*Data to examine:*
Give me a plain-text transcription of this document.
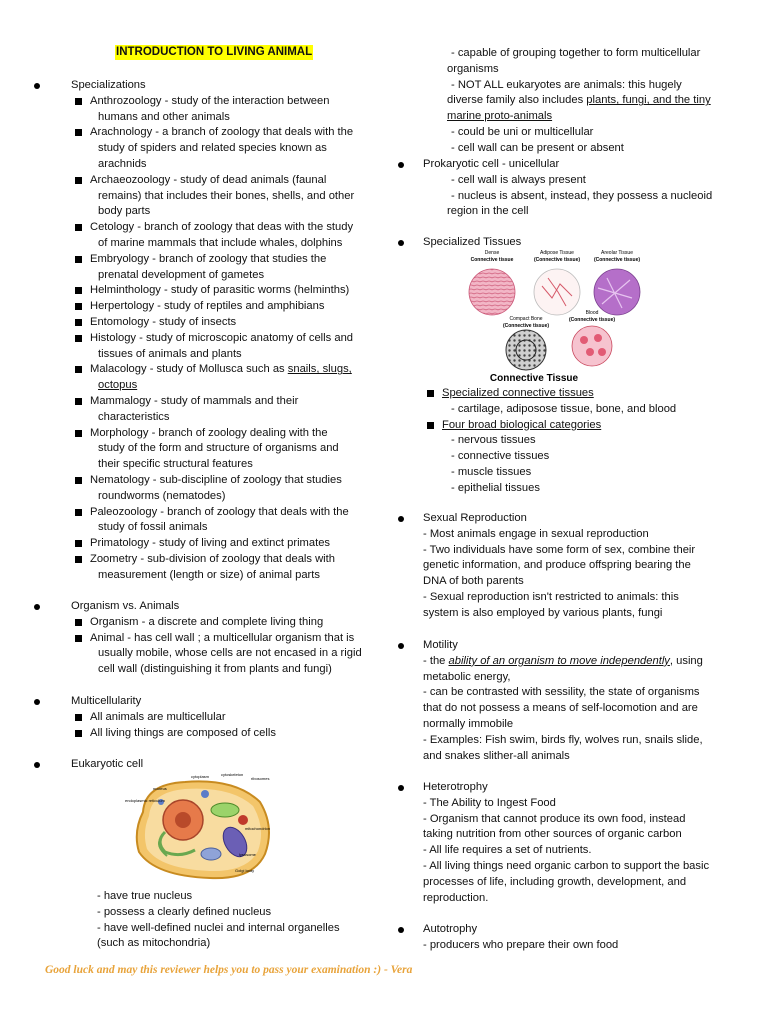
INTRODUCTION TO LIVING ANIMAL
cytoplasm	cytoskeleton
ribosomes
nucleus
endoplasmic reticulum
mitochondrion
lysosome
Golgi body
Dense
Connective tissue
Adipose Tissue
(Connective tissue)
Areolar Tissue
(Connective tissue)
Compact Bone
(Connective tissue)
Blood
(Connective tissue)
Connective Tissue
Good luck and may this reviewer helps you to pass your examination :) - Vera
Specializations
Anthrozoology - study of the interaction between
humans and other animals
Arachnology - a branch of zoology that deals with the
study of spiders and related species known as
arachnids
Archaeozoology - study of dead animals (faunal
remains) that includes their bones, shells, and other
body parts
Cetology - branch of zoology that deas with the study
of marine mammals that include whales, dolphins
Embryology - branch of zoology that studies the
prenatal development of gametes
Helminthology - study of parasitic worms (helminths)
Herpertology - study of reptiles and amphibians
Entomology - study of insects
Histology - study of microscopic anatomy of cells and
tissues of animals and plants
Malacology - study of Mollusca such as snails, slugs,
octopus
Mammalogy - study of mammals and their
characteristics
Morphology - branch of zoology dealing with the
study of the form and structure of organisms and
their specific structural features
Nematology - sub-discipline of zoology that studies
roundworms (nematodes)
Paleozoology - branch of zoology that deals with the
study of fossil animals
Primatology - study of living and extinct primates
Zoometry - sub-division of zoology that deals with
measurement (length or size) of animal parts
Organism vs. Animals
Organism - a discrete and complete living thing
Animal - has cell wall ; a multicellular organism that is
usually mobile, whose cells are not encased in a rigid
cell wall (distinguishing it from plants and fungi)
Multicellularity
All animals are multicellular
All living things are composed of cells
Eukaryotic cell
- have true nucleus
- possess a clearly defined nucleus
- have well-defined nuclei and internal organelles
(such as mitochondria)
- capable of grouping together to form multicellular
organisms
- NOT ALL eukaryotes are animals: this hugely
diverse family also includes plants, fungi, and the tiny
marine proto-animals
- could be uni or multicellular
- cell wall can be present or absent
Prokaryotic cell - unicellular
- cell wall is always present
- nucleus is absent, instead, they possess a nucleoid
region in the cell
Specialized Tissues
Specialized connective tissues
- cartilage, adiposose tissue, bone, and blood
Four broad biological categories
- nervous tissues
- connective tissues
- muscle tissues
- epithelial tissues
Sexual Reproduction
- Most animals engage in sexual reproduction
- Two individuals have some form of sex, combine their
genetic information, and produce offspring bearing the
DNA of both parents
- Sexual reproduction isn't restricted to animals: this
system is also employed by various plants, fungi
Motility
- the ability of an organism to move independently, using
metabolic energy,
- can be contrasted with sessility, the state of organisms
that do not possess a means of self-locomotion and are
normally immobile
- Examples: Fish swim, birds fly, wolves run, snails slide,
and snakes slither-all animals
Heterotrophy
- The Ability to Ingest Food
- Organism that cannot produce its own food, instead
taking nutrition from other sources of organic carbon
- All life requires a set of nutrients.
- All living things need organic carbon to support the basic
processes of life, including growth, development, and
reproduction.
Autotrophy
- producers who prepare their own food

*What to work on:* Using the material, show each line where the string "that" can be found.

*Exercise output:*
Arachnology - a branch of zoology that deals with the
remains) that includes their bones, shells, and other
Cetology - branch of zoology that deas with the study
of marine mammals that include whales, dolphins
Embryology - branch of zoology that studies the
Nematology - sub-discipline of zoology that studies
Paleozoology - branch of zoology that deals with the
Zoometry - sub-division of zoology that deals with
Animal - has cell wall ; a multicellular organism that is
that do not possess a means of self-locomotion and are
- Organism that cannot produce its own food, instead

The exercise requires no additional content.